(WHAT YOU WILL DO) Search the entries for the word "icon" and pull out each line that has it.

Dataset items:
• • • • •

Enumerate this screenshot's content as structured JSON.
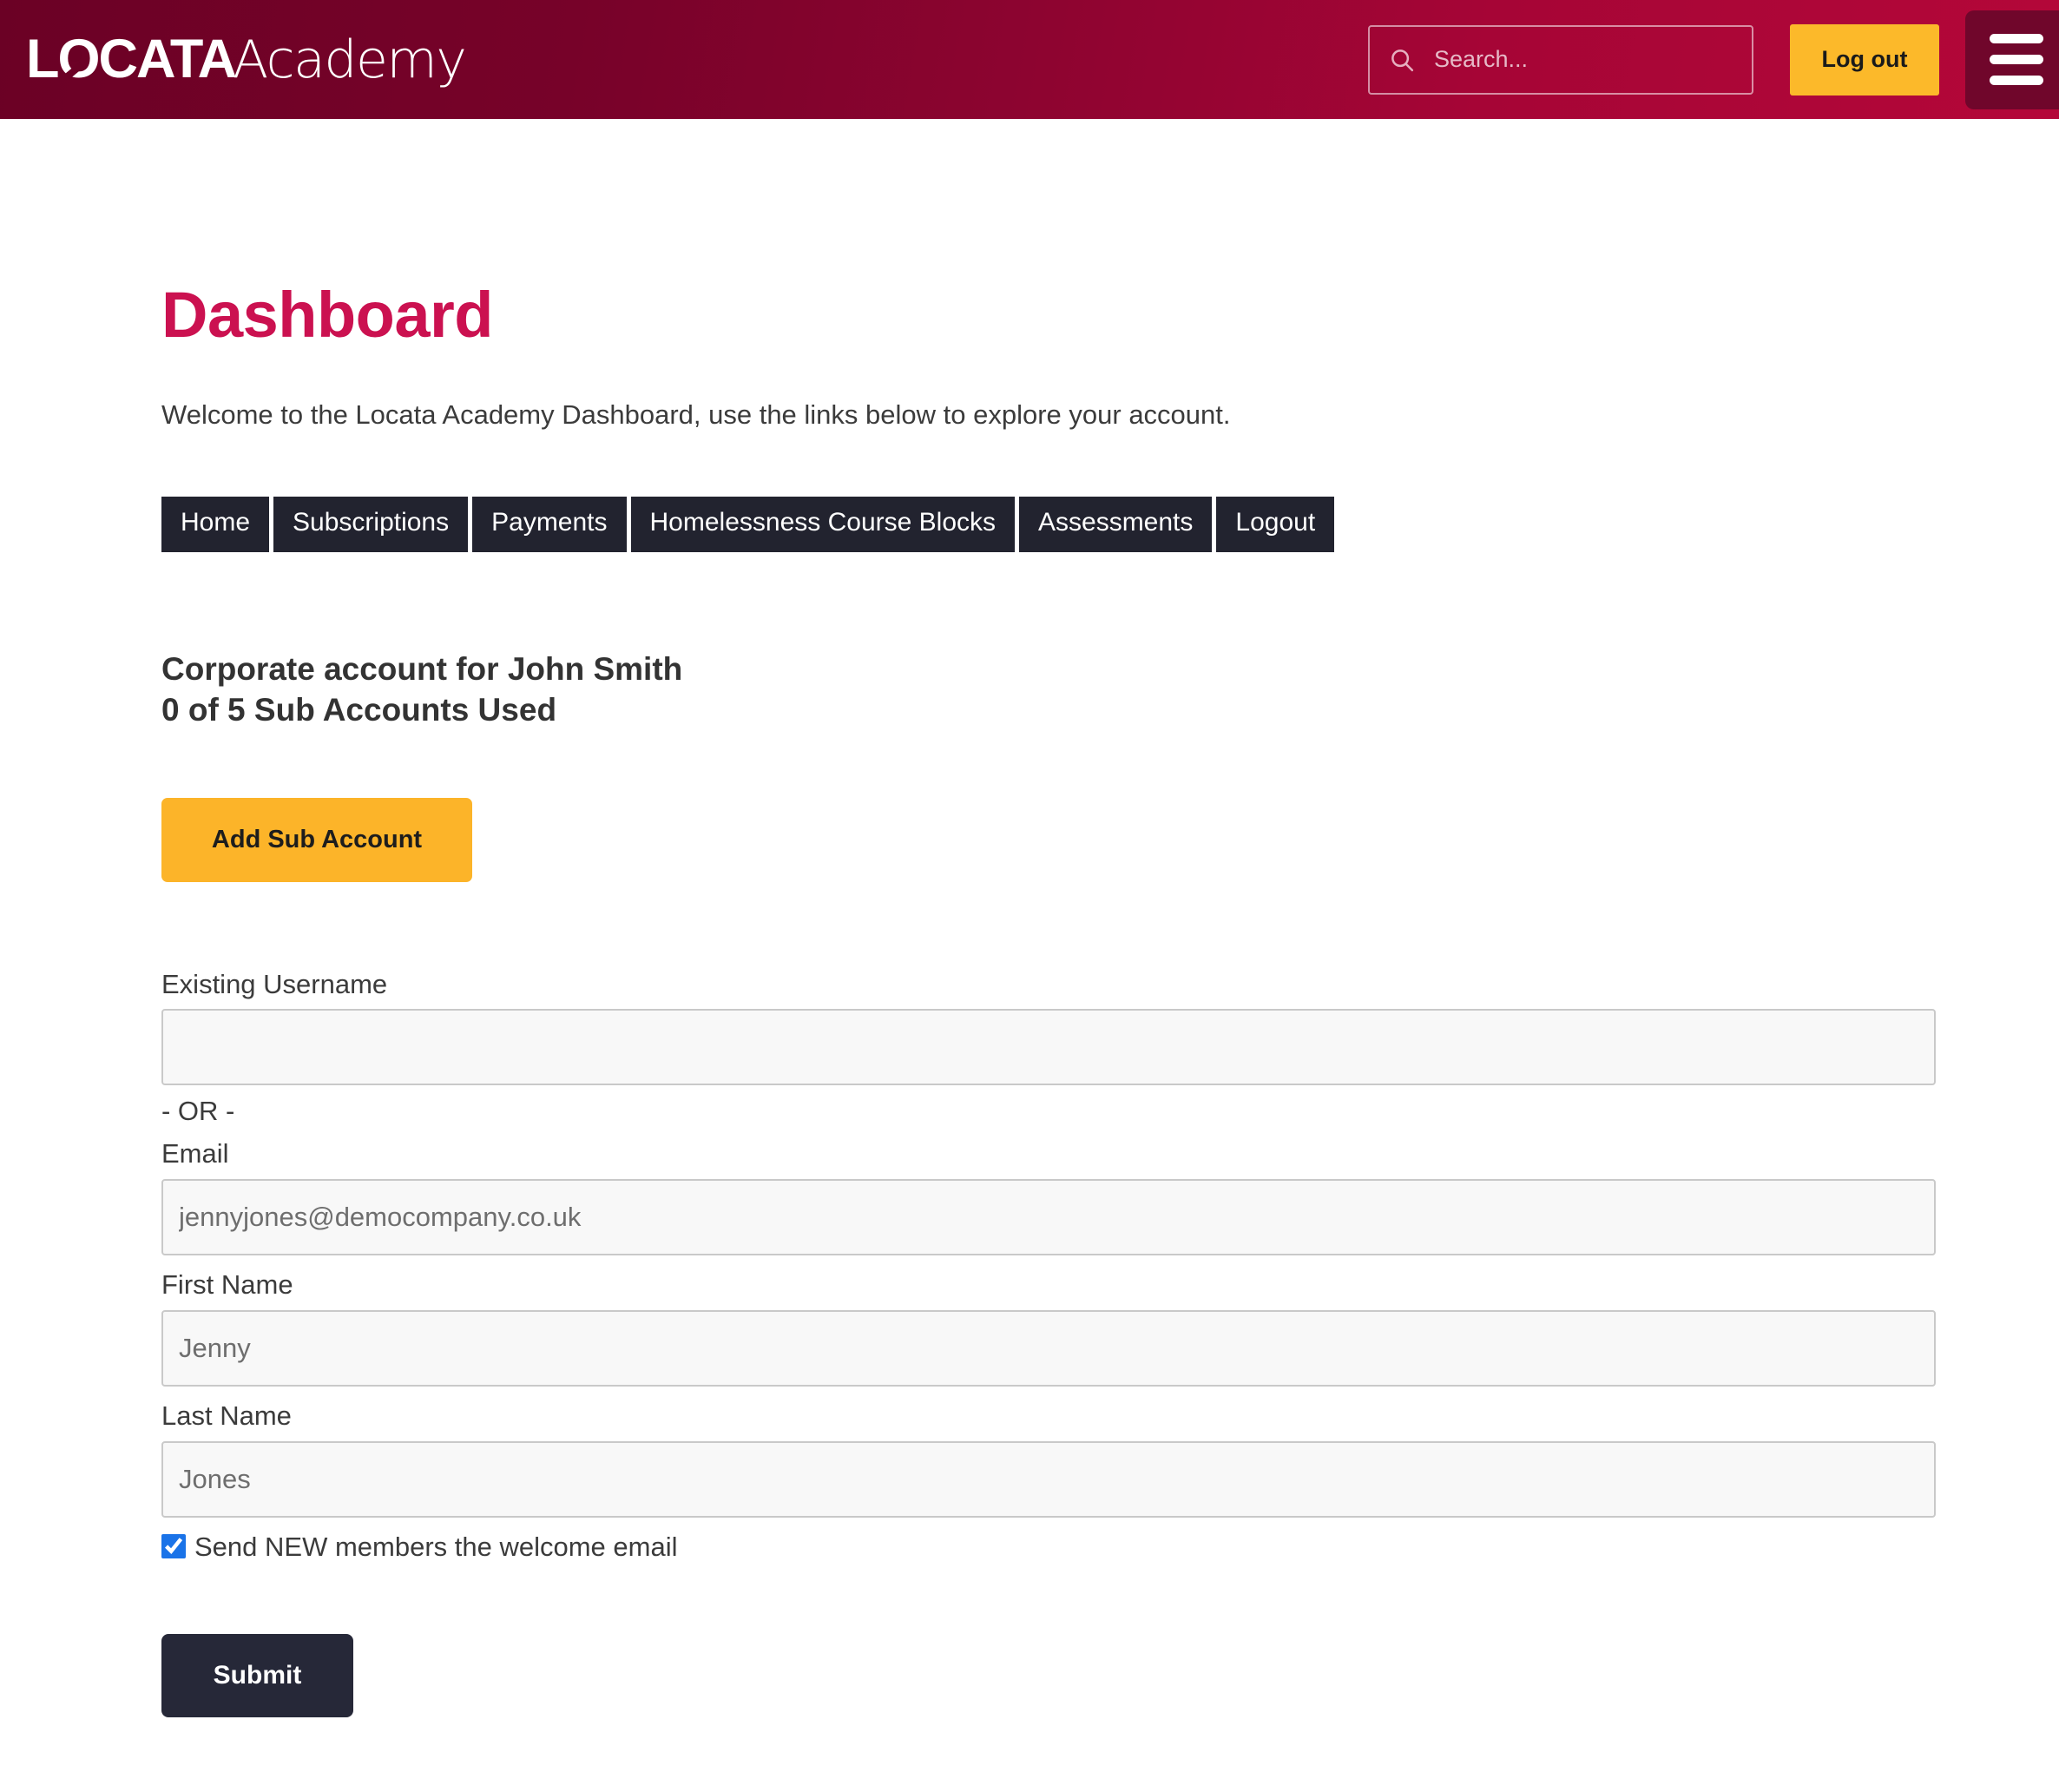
{
  "header": {
    "brand": {
      "primary": "LOCATA",
      "secondary": "Academy"
    },
    "search": {
      "placeholder": "Search...",
      "value": "",
      "icon": "search-icon"
    },
    "logout_label": "Log out",
    "menu_icon": "hamburger-menu-icon",
    "colors": {
      "gradient_start": "#6b0125",
      "gradient_end": "#b40739",
      "menu_button_bg": "#70062b",
      "logout_bg": "#fcb92a"
    }
  },
  "main": {
    "title": "Dashboard",
    "title_color": "#cb1150",
    "intro": "Welcome to the Locata Academy Dashboard, use the links below to explore your account.",
    "nav_tabs": [
      {
        "label": "Home"
      },
      {
        "label": "Subscriptions"
      },
      {
        "label": "Payments"
      },
      {
        "label": "Homelessness Course Blocks"
      },
      {
        "label": "Assessments"
      },
      {
        "label": "Logout"
      }
    ],
    "nav_tab_bg": "#22232f",
    "account": {
      "title": "Corporate account for John Smith",
      "usage": "0 of 5 Sub Accounts Used",
      "sub_accounts_used": 0,
      "sub_accounts_total": 5
    },
    "add_sub_account_label": "Add Sub Account",
    "add_sub_account_bg": "#fcb429"
  },
  "form": {
    "existing_username": {
      "label": "Existing Username",
      "value": "",
      "placeholder": ""
    },
    "or_separator": "- OR -",
    "email": {
      "label": "Email",
      "value": "",
      "placeholder": "jennyjones@democompany.co.uk"
    },
    "first_name": {
      "label": "First Name",
      "value": "",
      "placeholder": "Jenny"
    },
    "last_name": {
      "label": "Last Name",
      "value": "",
      "placeholder": "Jones"
    },
    "welcome_email": {
      "label": "Send NEW members the welcome email",
      "checked": true,
      "checkbox_color": "#1a73e8"
    },
    "submit_label": "Submit",
    "submit_bg": "#262838"
  }
}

• • • • •

(SOLUTION FOR THIS EXERCISE)
      "icon": "search-icon"
    "menu_icon": "hamburger-menu-icon",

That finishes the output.